• Provided information:
———

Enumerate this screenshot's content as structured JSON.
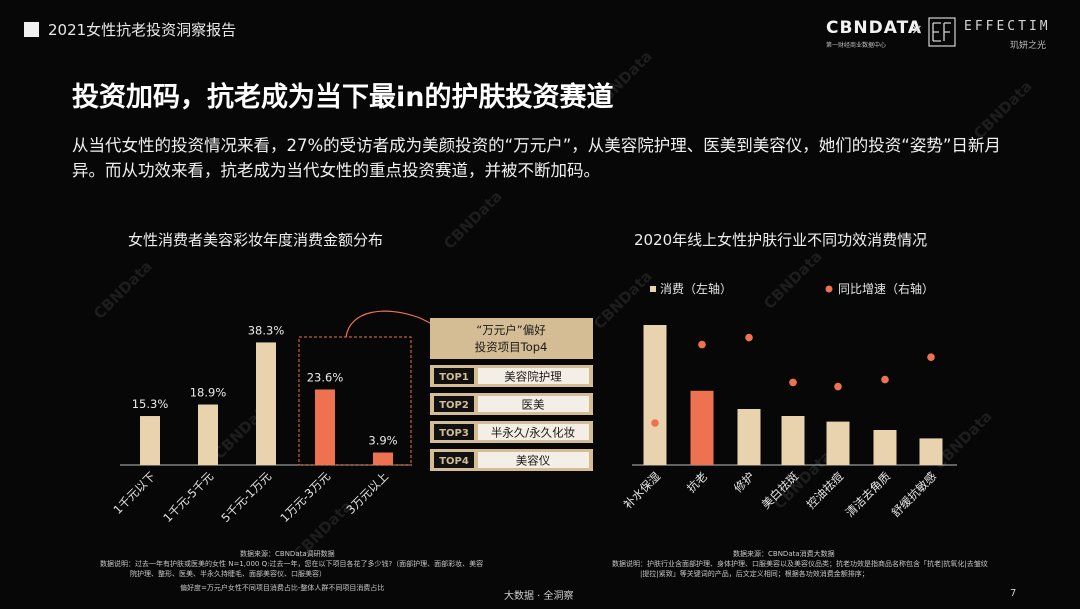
{
  "header": {
    "title": "2021女性抗老投资洞察报告",
    "logo_cbn": "CBNDATA",
    "logo_cbn_sub": "第一财经商业数据中心",
    "logo_separator": "×",
    "logo_partner": "EFFECTIM",
    "logo_partner_sub": "玑妍之光"
  },
  "main_title": "投资加码，抗老成为当下最in的护肤投资赛道",
  "body_text": "从当代女性的投资情况来看，27%的受访者成为美颜投资的“万元户”，从美容院护理、医美到美容仪，她们的投资“姿势”日新月异。而从功效来看，抗老成为当代女性的重点投资赛道，并被不断加码。",
  "watermark": "CBNData",
  "left_panel": {
    "source_label": "数据来源：CBNData调研数据",
    "note_line1": "数据说明：过去一年有护肤或医美的女性 N=1,000 Q:过去一年，您在以下项目各花了多少钱?（面部护理、面部彩妆、美容",
    "note_line2": "院护理、整形、医美、半永久持睫毛、面部美容仪、口服美容）",
    "note_line3": "偏好度=万元户女性不同项目消费占比-整体人群不同项目消费占比"
  },
  "right_panel": {
    "source_label": "数据来源：CBNData消费大数据",
    "note_line1": "数据说明：护肤行业含面部护理、身体护理、口服美容以及美容仪品类；抗老功效是指商品名称包含「抗老|抗氧化|去皱纹",
    "note_line2": "|提拉|紧致」等关键词的产品，后文定义相同；根据各功效消费金额排序；"
  },
  "top4": {
    "box_title": "“万元户”偏好\n投资项目Top4",
    "items": [
      {
        "rank": "TOP1",
        "label": "美容院护理"
      },
      {
        "rank": "TOP2",
        "label": "医美"
      },
      {
        "rank": "TOP3",
        "label": "半永久/永久化妆"
      },
      {
        "rank": "TOP4",
        "label": "美容仪"
      }
    ]
  },
  "footer": {
    "center": "大数据 · 全洞察",
    "page": "7"
  },
  "colors": {
    "gold_bar": "#e8d3ae",
    "orange": "#ee7250",
    "gold_box": "#d4bc95",
    "background": "#070707"
  },
  "chart_data": [
    {
      "type": "bar",
      "title": "女性消费者美容彩妆年度消费金额分布",
      "categories": [
        "1千元以下",
        "1千元-5千元",
        "5千元-1万元",
        "1万元-3万元",
        "3万元以上"
      ],
      "values": [
        15.3,
        18.9,
        38.3,
        23.6,
        3.9
      ],
      "value_labels": [
        "15.3%",
        "18.9%",
        "38.3%",
        "23.6%",
        "3.9%"
      ],
      "highlight_indices": [
        3,
        4
      ],
      "ylim": [
        0,
        40
      ],
      "grid": false,
      "colors": [
        "#e8d3ae",
        "#e8d3ae",
        "#e8d3ae",
        "#ee7250",
        "#ee7250"
      ]
    },
    {
      "type": "bar",
      "title": "2020年线上女性护肤行业不同功效消费情况",
      "categories": [
        "补水保湿",
        "抗老",
        "修护",
        "美白祛斑",
        "控油祛痘",
        "清洁去角质",
        "舒缓抗敏感"
      ],
      "series": [
        {
          "name": "消费（左轴）",
          "kind": "bar",
          "values": [
            100,
            53,
            40,
            35,
            31,
            25,
            19
          ]
        },
        {
          "name": "同比增速（右轴）",
          "kind": "scatter",
          "values": [
            30,
            86,
            91,
            59,
            56,
            61,
            77
          ]
        }
      ],
      "bar_colors": [
        "#e8d3ae",
        "#ee7250",
        "#e8d3ae",
        "#e8d3ae",
        "#e8d3ae",
        "#e8d3ae",
        "#e8d3ae"
      ],
      "ylim": [
        0,
        100
      ],
      "y2lim": [
        0,
        100
      ],
      "legend_position": "top",
      "grid": false
    }
  ]
}
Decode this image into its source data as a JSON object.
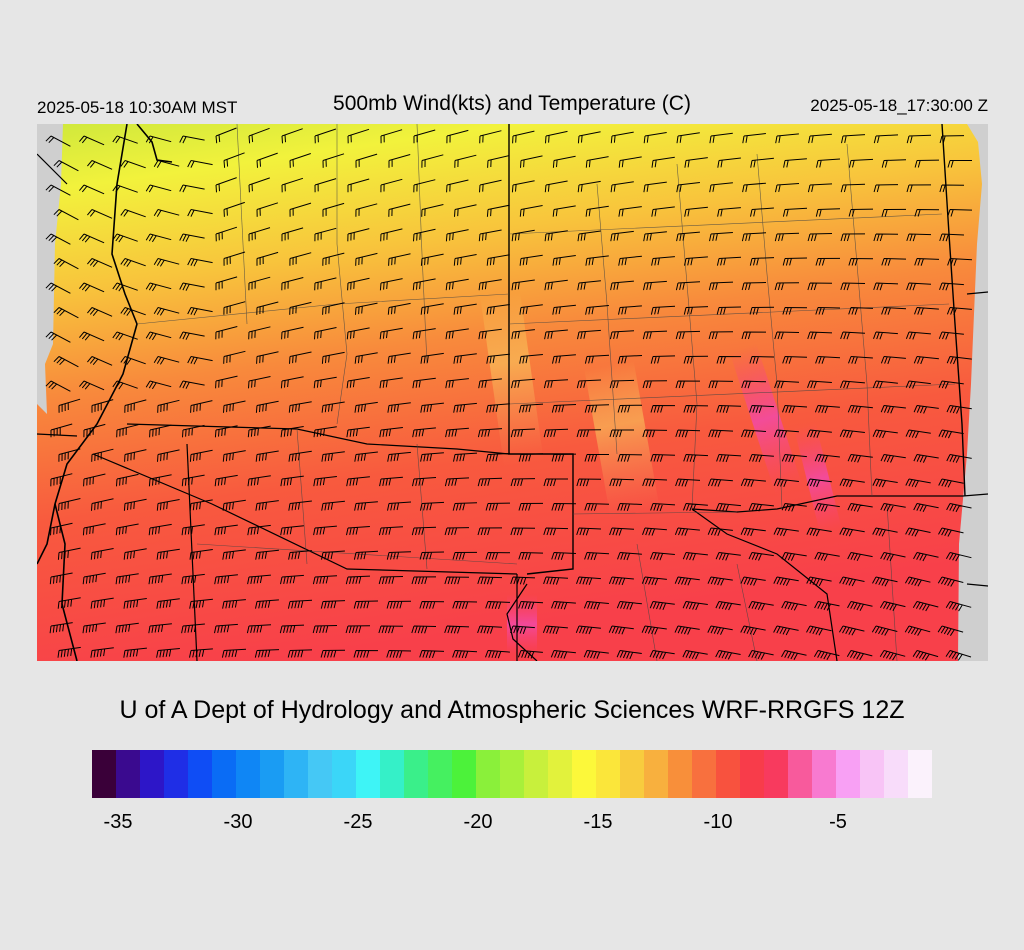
{
  "header": {
    "local_time": "2025-05-18 10:30AM MST",
    "title": "500mb Wind(kts) and Temperature (C)",
    "utc_time": "2025-05-18_17:30:00 Z"
  },
  "credit": "U of A Dept of Hydrology and Atmospheric Sciences WRF-RRGFS 12Z",
  "colorbar": {
    "colors": [
      "#3a0039",
      "#3a0a8f",
      "#2d16c8",
      "#1f2ee6",
      "#0f4df5",
      "#0a6cf5",
      "#0f86f5",
      "#1a9cf3",
      "#2eb4f5",
      "#45c8f5",
      "#3bd6f8",
      "#3ef4f6",
      "#35f0c8",
      "#3aef8a",
      "#45f060",
      "#4cf23a",
      "#8af03a",
      "#a8f03a",
      "#c8f03c",
      "#e2f23c",
      "#fcf83a",
      "#fbe63a",
      "#f8cc3e",
      "#f8b03e",
      "#f88f3a",
      "#f8703e",
      "#f8523e",
      "#f83c4a",
      "#f83a5e",
      "#f85a9c",
      "#f87ad0",
      "#f8a0f4",
      "#f8c4f6",
      "#f8dcfa",
      "#fbf2fc"
    ],
    "min": -36,
    "max": -1,
    "tick_values": [
      -35,
      -30,
      -25,
      -20,
      -15,
      -10,
      -5
    ],
    "tick_labels": [
      "-35",
      "-30",
      "-25",
      "-20",
      "-15",
      "-10",
      "-5"
    ],
    "units": "C"
  }
}
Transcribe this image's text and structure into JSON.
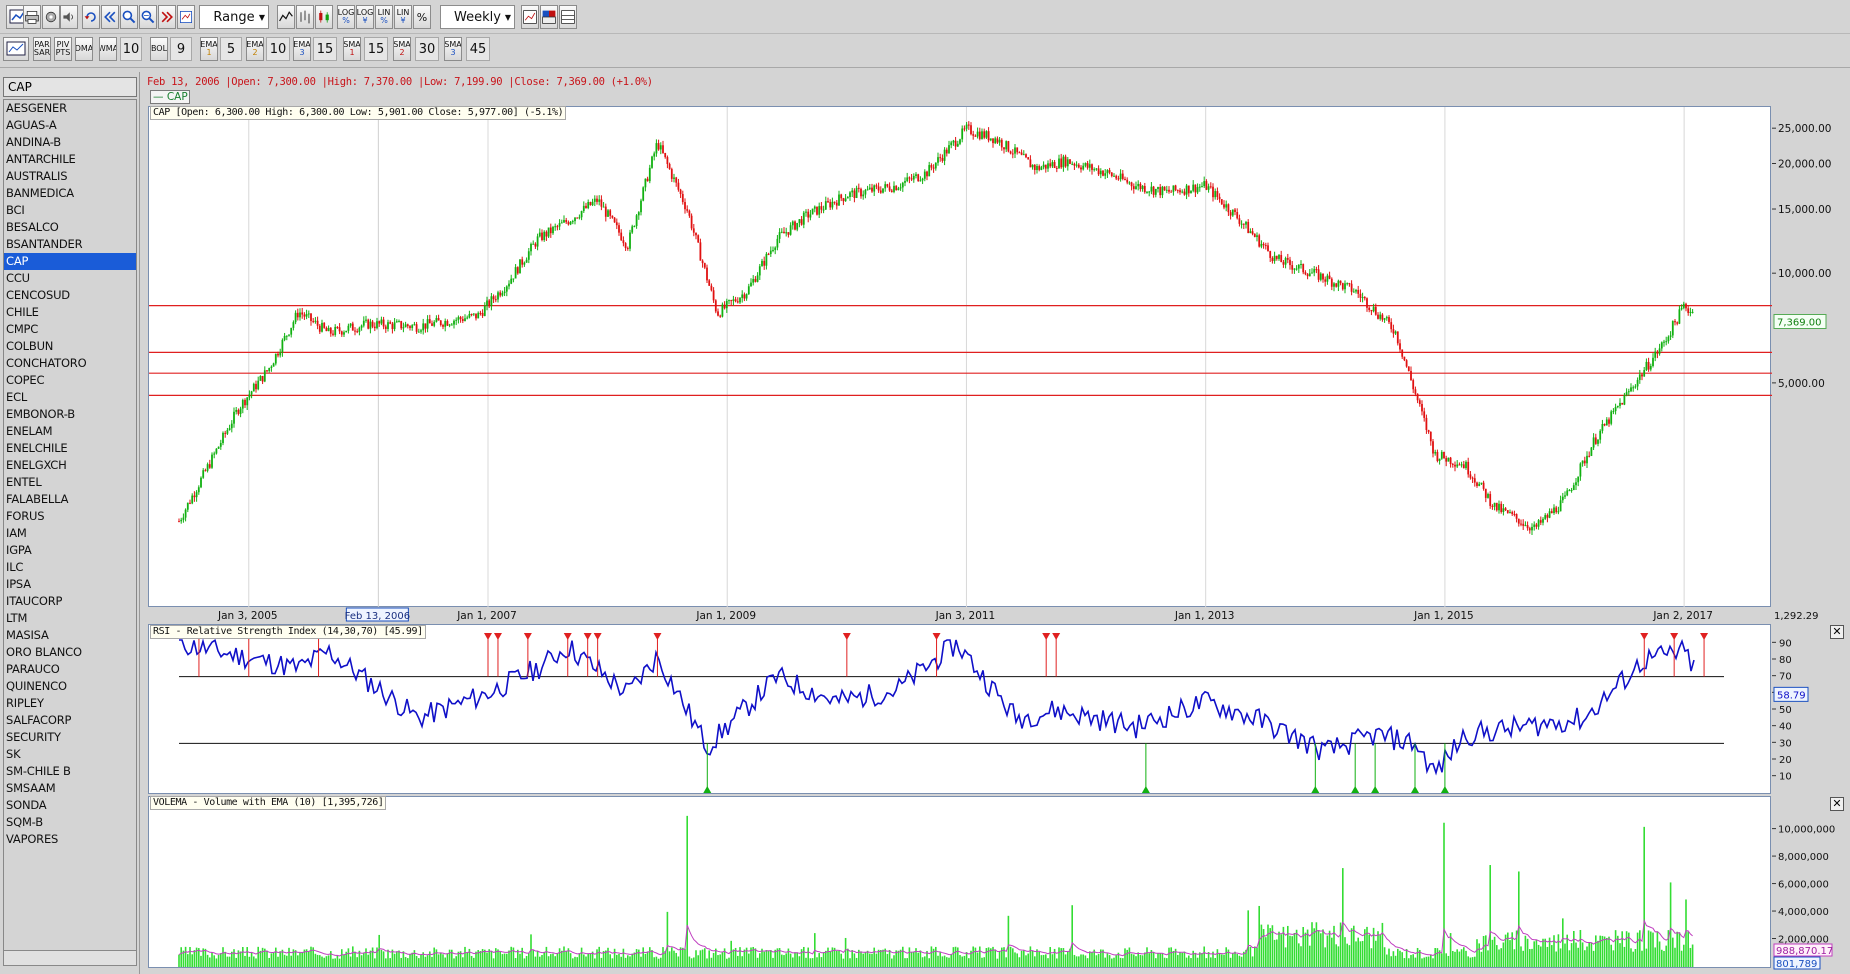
{
  "toolbar1": {
    "range_label": "Range",
    "period_label": "Weekly",
    "log1": [
      "LOG",
      "%"
    ],
    "log2": [
      "LOG",
      "¥"
    ],
    "lin1": [
      "LIN",
      "%"
    ],
    "lin2": [
      "LIN",
      "¥"
    ],
    "pct": "%"
  },
  "toolbar2": {
    "par_sar": [
      "PAR",
      "SAR"
    ],
    "piv_pts": [
      "PIV",
      "PTS"
    ],
    "dma": "DMA",
    "wma": "WMA",
    "wma_val": "10",
    "bol": "BOL",
    "bol_val": "9",
    "ema1": [
      "EMA",
      "1"
    ],
    "ema1_val": "5",
    "ema2": [
      "EMA",
      "2"
    ],
    "ema2_val": "10",
    "ema3": [
      "EMA",
      "3"
    ],
    "ema3_val": "15",
    "sma1": [
      "SMA",
      "1"
    ],
    "sma1_val": "15",
    "sma2": [
      "SMA",
      "2"
    ],
    "sma2_val": "30",
    "sma3": [
      "SMA",
      "3"
    ],
    "sma3_val": "45"
  },
  "sidebar": {
    "current": "CAP",
    "selected": "CAP",
    "items": [
      "AESGENER",
      "AGUAS-A",
      "ANDINA-B",
      "ANTARCHILE",
      "AUSTRALIS",
      "BANMEDICA",
      "BCI",
      "BESALCO",
      "BSANTANDER",
      "CAP",
      "CCU",
      "CENCOSUD",
      "CHILE",
      "CMPC",
      "COLBUN",
      "CONCHATORO",
      "COPEC",
      "ECL",
      "EMBONOR-B",
      "ENELAM",
      "ENELCHILE",
      "ENELGXCH",
      "ENTEL",
      "FALABELLA",
      "FORUS",
      "IAM",
      "IGPA",
      "ILC",
      "IPSA",
      "ITAUCORP",
      "LTM",
      "MASISA",
      "ORO BLANCO",
      "PARAUCO",
      "QUINENCO",
      "RIPLEY",
      "SALFACORP",
      "SECURITY",
      "SK",
      "SM-CHILE B",
      "SMSAAM",
      "SONDA",
      "SQM-B",
      "VAPORES"
    ]
  },
  "price_panel": {
    "info_line": "Feb 13, 2006 |Open: 7,300.00 |High: 7,370.00 |Low: 7,199.90 |Close: 7,369.00 (+1.0%)",
    "symbol_tag": "— CAP",
    "ohlc_label": "CAP [Open: 6,300.00  High: 6,300.00  Low: 5,901.00  Close: 5,977.00] (-5.1%)",
    "y_ticks": [
      "25,000.00",
      "20,000.00",
      "15,000.00",
      "10,000.00",
      "5,000.00"
    ],
    "last_price": "7,369.00",
    "bottom_value": "1,292.29",
    "x_ticks": [
      "Jan 3, 2005",
      "Jan 1, 2007",
      "Jan 1, 2009",
      "Jan 3, 2011",
      "Jan 1, 2013",
      "Jan 1, 2015",
      "Jan 2, 2017"
    ],
    "cursor_date": "Feb 13, 2006",
    "up_color": "#11b011",
    "down_color": "#e01010"
  },
  "rsi_panel": {
    "label": "RSI - Relative Strength Index (14,30,70) [45.99]",
    "y_ticks": [
      "90",
      "80",
      "70",
      "60",
      "50",
      "40",
      "30",
      "20",
      "10"
    ],
    "value": "58.79",
    "line_color": "#1010c8"
  },
  "vol_panel": {
    "label": "VOLEMA - Volume with EMA (10) [1,395,726]",
    "y_ticks": [
      "10,000,000",
      "8,000,000",
      "6,000,000",
      "4,000,000",
      "2,000,000"
    ],
    "ema_value": "988,870.17",
    "vol_value": "801,789",
    "bar_color": "#33dd33",
    "ema_color": "#c040c0"
  },
  "chart_data": [
    {
      "type": "candlestick",
      "title": "CAP",
      "x": [
        "2004-06",
        "2004-09",
        "2004-12",
        "2005-03",
        "2005-06",
        "2005-09",
        "2006-01",
        "2006-06",
        "2006-12",
        "2007-03",
        "2007-06",
        "2007-09",
        "2007-12",
        "2008-03",
        "2008-06",
        "2008-09",
        "2008-12",
        "2009-03",
        "2009-06",
        "2009-09",
        "2010-01",
        "2010-06",
        "2010-09",
        "2011-01",
        "2011-04",
        "2011-08",
        "2011-11",
        "2012-03",
        "2012-06",
        "2012-09",
        "2013-01",
        "2013-04",
        "2013-08",
        "2013-12",
        "2014-04",
        "2014-08",
        "2014-12",
        "2015-03",
        "2015-06",
        "2015-10",
        "2016-01",
        "2016-04",
        "2016-08",
        "2016-11",
        "2017-01",
        "2017-03",
        "2017-05"
      ],
      "close": [
        2100,
        3000,
        4300,
        5500,
        7900,
        6900,
        7300,
        7200,
        7700,
        9500,
        12500,
        14000,
        16000,
        12000,
        23000,
        15000,
        7800,
        9000,
        12500,
        14500,
        16500,
        17500,
        19000,
        25000,
        23500,
        19500,
        20500,
        19000,
        17500,
        16800,
        17500,
        14500,
        11000,
        10000,
        9000,
        7000,
        3200,
        3000,
        2300,
        2000,
        2400,
        3500,
        5000,
        6500,
        8200,
        7400,
        6000
      ],
      "ylim": [
        1292.29,
        27000
      ],
      "scale": "log"
    },
    {
      "type": "line",
      "title": "RSI - Relative Strength Index (14,30,70)",
      "levels": [
        30,
        70
      ],
      "ylim": [
        5,
        95
      ],
      "x": [
        "2004-06",
        "2005-06",
        "2005-09",
        "2006-06",
        "2007-01",
        "2007-06",
        "2007-09",
        "2008-03",
        "2008-06",
        "2008-11",
        "2009-06",
        "2009-12",
        "2010-06",
        "2010-12",
        "2011-06",
        "2011-10",
        "2012-06",
        "2013-01",
        "2013-06",
        "2014-01",
        "2014-06",
        "2014-10",
        "2014-12",
        "2015-03",
        "2015-09",
        "2016-03",
        "2016-09",
        "2017-01",
        "2017-05"
      ],
      "values": [
        90,
        75,
        85,
        45,
        60,
        75,
        88,
        60,
        82,
        28,
        70,
        55,
        62,
        90,
        45,
        50,
        40,
        55,
        45,
        25,
        35,
        30,
        12,
        35,
        40,
        45,
        80,
        85,
        46
      ],
      "last": 45.99
    },
    {
      "type": "bar",
      "title": "VOLEMA - Volume with EMA (10)",
      "ylim": [
        0,
        11500000
      ],
      "peaks": [
        {
          "x": "2008-09",
          "value": 11000000
        },
        {
          "x": "2015-01",
          "value": 10500000
        },
        {
          "x": "2016-09",
          "value": 10200000
        }
      ],
      "last_ema": 1395726
    }
  ]
}
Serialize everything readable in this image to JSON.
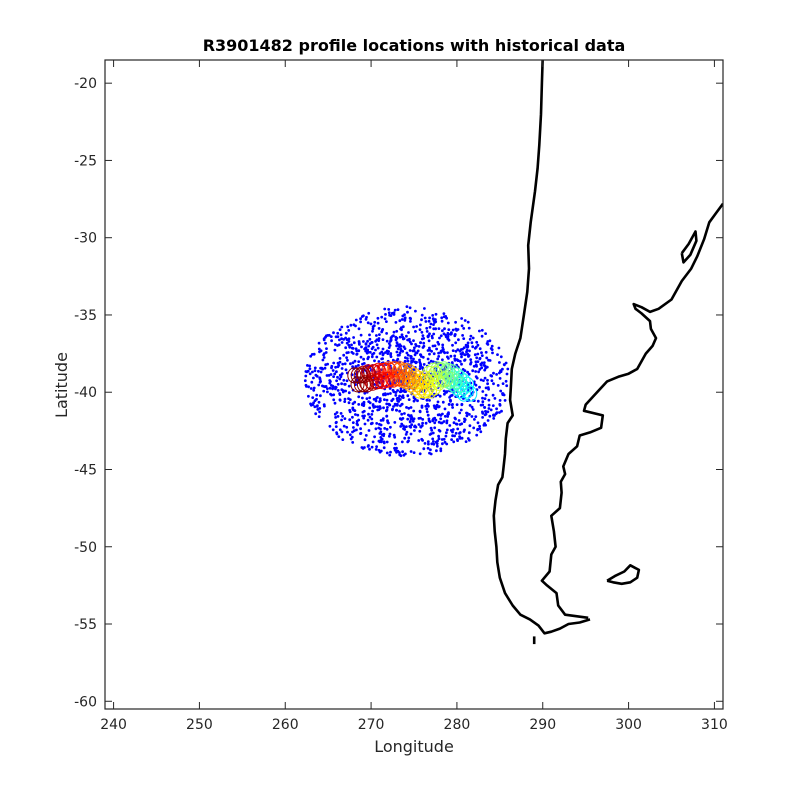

———

• Given instruction:
Lines holding the word "with" in the entries above are the ones to pull out. Copy them all.

• Answer to this task:
    "label": "VOLEMA - Volume with EMA (10) [1,395,726]",
      "title": "VOLEMA - Volume with EMA (10)",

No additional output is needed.